:: Requirement ::
The records below must be copied in full; omit the images.

:: Stored data ::

****************

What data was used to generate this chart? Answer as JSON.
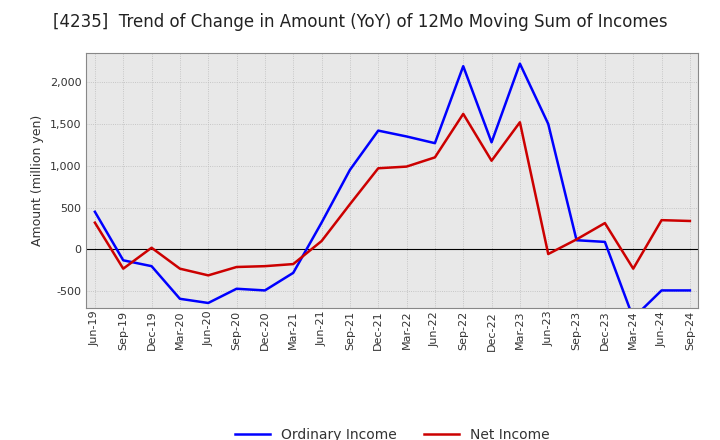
{
  "title": "[4235]  Trend of Change in Amount (YoY) of 12Mo Moving Sum of Incomes",
  "ylabel": "Amount (million yen)",
  "x_labels": [
    "Jun-19",
    "Sep-19",
    "Dec-19",
    "Mar-20",
    "Jun-20",
    "Sep-20",
    "Dec-20",
    "Mar-21",
    "Jun-21",
    "Sep-21",
    "Dec-21",
    "Mar-22",
    "Jun-22",
    "Sep-22",
    "Dec-22",
    "Mar-23",
    "Jun-23",
    "Sep-23",
    "Dec-23",
    "Mar-24",
    "Jun-24",
    "Sep-24"
  ],
  "ordinary_income": [
    450,
    -130,
    -200,
    -590,
    -640,
    -470,
    -490,
    -280,
    320,
    950,
    1420,
    1350,
    1270,
    2190,
    1280,
    2220,
    1500,
    110,
    90,
    -820,
    -490,
    -490
  ],
  "net_income": [
    320,
    -230,
    20,
    -230,
    -310,
    -210,
    -200,
    -175,
    100,
    540,
    970,
    990,
    1100,
    1620,
    1060,
    1520,
    -55,
    120,
    315,
    -230,
    350,
    340
  ],
  "ordinary_color": "#0000ff",
  "net_color": "#cc0000",
  "ylim": [
    -700,
    2350
  ],
  "yticks": [
    -500,
    0,
    500,
    1000,
    1500,
    2000
  ],
  "plot_bg_color": "#e8e8e8",
  "fig_bg_color": "#ffffff",
  "grid_color": "#bbbbbb",
  "title_fontsize": 12,
  "axis_fontsize": 9,
  "tick_fontsize": 8,
  "line_width": 1.8
}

****************

:: In response ::
What data was used to generate this chart? Answer as JSON.
{
  "title": "[4235]  Trend of Change in Amount (YoY) of 12Mo Moving Sum of Incomes",
  "ylabel": "Amount (million yen)",
  "x_labels": [
    "Jun-19",
    "Sep-19",
    "Dec-19",
    "Mar-20",
    "Jun-20",
    "Sep-20",
    "Dec-20",
    "Mar-21",
    "Jun-21",
    "Sep-21",
    "Dec-21",
    "Mar-22",
    "Jun-22",
    "Sep-22",
    "Dec-22",
    "Mar-23",
    "Jun-23",
    "Sep-23",
    "Dec-23",
    "Mar-24",
    "Jun-24",
    "Sep-24"
  ],
  "ordinary_income": [
    450,
    -130,
    -200,
    -590,
    -640,
    -470,
    -490,
    -280,
    320,
    950,
    1420,
    1350,
    1270,
    2190,
    1280,
    2220,
    1500,
    110,
    90,
    -820,
    -490,
    -490
  ],
  "net_income": [
    320,
    -230,
    20,
    -230,
    -310,
    -210,
    -200,
    -175,
    100,
    540,
    970,
    990,
    1100,
    1620,
    1060,
    1520,
    -55,
    120,
    315,
    -230,
    350,
    340
  ],
  "ordinary_color": "#0000ff",
  "net_color": "#cc0000",
  "ylim": [
    -700,
    2350
  ],
  "yticks": [
    -500,
    0,
    500,
    1000,
    1500,
    2000
  ],
  "plot_bg_color": "#e8e8e8",
  "fig_bg_color": "#ffffff",
  "grid_color": "#bbbbbb",
  "title_fontsize": 12,
  "axis_fontsize": 9,
  "tick_fontsize": 8,
  "line_width": 1.8
}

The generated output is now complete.